* **Exercise brief**: Leaving the pictures aside, transcribe every line below exactly.

Extracted data entries:

◇ ◇ ◇

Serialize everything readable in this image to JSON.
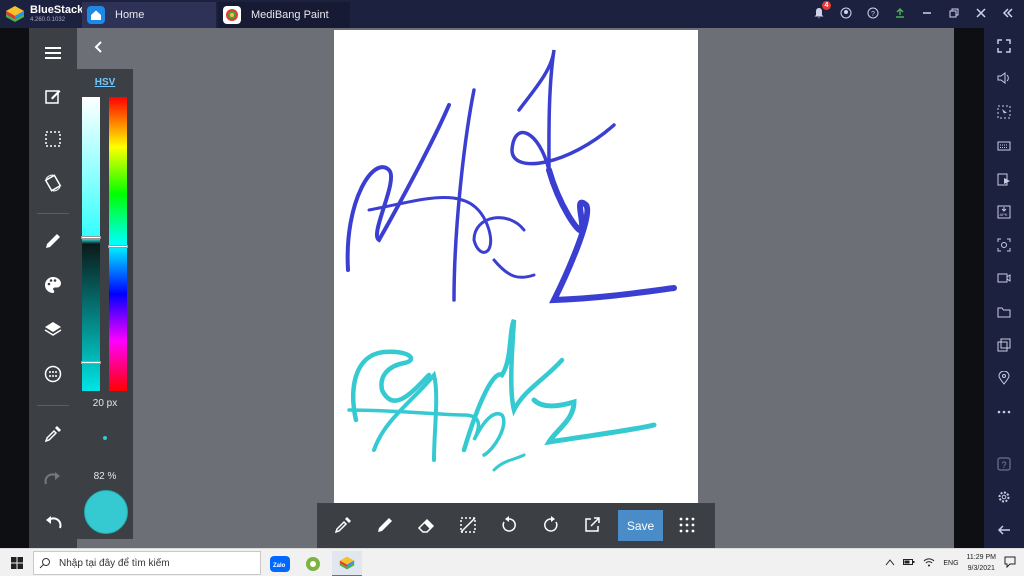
{
  "titlebar": {
    "app_name": "BlueStacks",
    "version": "4.260.0.1032",
    "tabs": [
      {
        "label": "Home",
        "icon": "home-icon"
      },
      {
        "label": "MediBang Paint",
        "icon": "medibang-icon"
      }
    ],
    "notification_count": "4",
    "icons": [
      "bell-icon",
      "account-icon",
      "help-icon",
      "update-icon",
      "minimize-icon",
      "restore-icon",
      "close-icon",
      "collapse-icon"
    ]
  },
  "left_toolbar": {
    "icons": [
      "menu-icon",
      "edit-icon",
      "selection-icon",
      "rotate-canvas-icon",
      "pen-icon",
      "palette-icon",
      "layers-icon",
      "material-icon",
      "eyedropper-icon",
      "redo-icon",
      "undo-icon"
    ]
  },
  "color_panel": {
    "mode_label": "HSV",
    "brush_size": "20 px",
    "opacity": "82 %",
    "current_color": "#35c9d1",
    "saturation_level": 0.48,
    "hue_level": 0.51,
    "value_level": 0.9
  },
  "canvas": {
    "stroke_colors": {
      "top": "#3b3fd1",
      "bottom": "#35c9d1"
    }
  },
  "bottom_toolbar": {
    "icons": [
      "eyedropper-icon",
      "pen-icon",
      "eraser-icon",
      "deselect-icon",
      "rotate-left-icon",
      "rotate-right-icon",
      "export-icon",
      "grid-icon"
    ],
    "save_label": "Save"
  },
  "right_sidebar": {
    "icons": [
      "fullscreen-icon",
      "volume-icon",
      "cursor-icon",
      "keyboard-icon",
      "media-icon",
      "apk-install-icon",
      "screenshot-icon",
      "video-icon",
      "folder-icon",
      "multi-instance-icon",
      "location-icon",
      "more-icon",
      "help-icon",
      "settings-icon",
      "back-icon"
    ]
  },
  "taskbar": {
    "search_placeholder": "Nhập tại đây để tìm kiếm",
    "language": "ENG",
    "time": "11:29 PM",
    "date": "9/3/2021"
  },
  "colors": {
    "accent": "#4a8cc7",
    "panel": "#3c3f44",
    "bluestacks_bg": "#1d2140"
  }
}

◇ ◇ ◇

* **Problem solution**:
Serialize everything readable in this image to JSON.
{
  "titlebar": {
    "app_name": "BlueStacks",
    "version": "4.260.0.1032",
    "tabs": [
      {
        "label": "Home",
        "icon": "home-icon"
      },
      {
        "label": "MediBang Paint",
        "icon": "medibang-icon"
      }
    ],
    "notification_count": "4",
    "icons": [
      "bell-icon",
      "account-icon",
      "help-icon",
      "update-icon",
      "minimize-icon",
      "restore-icon",
      "close-icon",
      "collapse-icon"
    ]
  },
  "left_toolbar": {
    "icons": [
      "menu-icon",
      "edit-icon",
      "selection-icon",
      "rotate-canvas-icon",
      "pen-icon",
      "palette-icon",
      "layers-icon",
      "material-icon",
      "eyedropper-icon",
      "redo-icon",
      "undo-icon"
    ]
  },
  "color_panel": {
    "mode_label": "HSV",
    "brush_size": "20 px",
    "opacity": "82 %",
    "current_color": "#35c9d1",
    "saturation_level": 0.48,
    "hue_level": 0.51,
    "value_level": 0.9
  },
  "canvas": {
    "stroke_colors": {
      "top": "#3b3fd1",
      "bottom": "#35c9d1"
    }
  },
  "bottom_toolbar": {
    "icons": [
      "eyedropper-icon",
      "pen-icon",
      "eraser-icon",
      "deselect-icon",
      "rotate-left-icon",
      "rotate-right-icon",
      "export-icon",
      "grid-icon"
    ],
    "save_label": "Save"
  },
  "right_sidebar": {
    "icons": [
      "fullscreen-icon",
      "volume-icon",
      "cursor-icon",
      "keyboard-icon",
      "media-icon",
      "apk-install-icon",
      "screenshot-icon",
      "video-icon",
      "folder-icon",
      "multi-instance-icon",
      "location-icon",
      "more-icon",
      "help-icon",
      "settings-icon",
      "back-icon"
    ]
  },
  "taskbar": {
    "search_placeholder": "Nhập tại đây để tìm kiếm",
    "language": "ENG",
    "time": "11:29 PM",
    "date": "9/3/2021"
  },
  "colors": {
    "accent": "#4a8cc7",
    "panel": "#3c3f44",
    "bluestacks_bg": "#1d2140"
  }
}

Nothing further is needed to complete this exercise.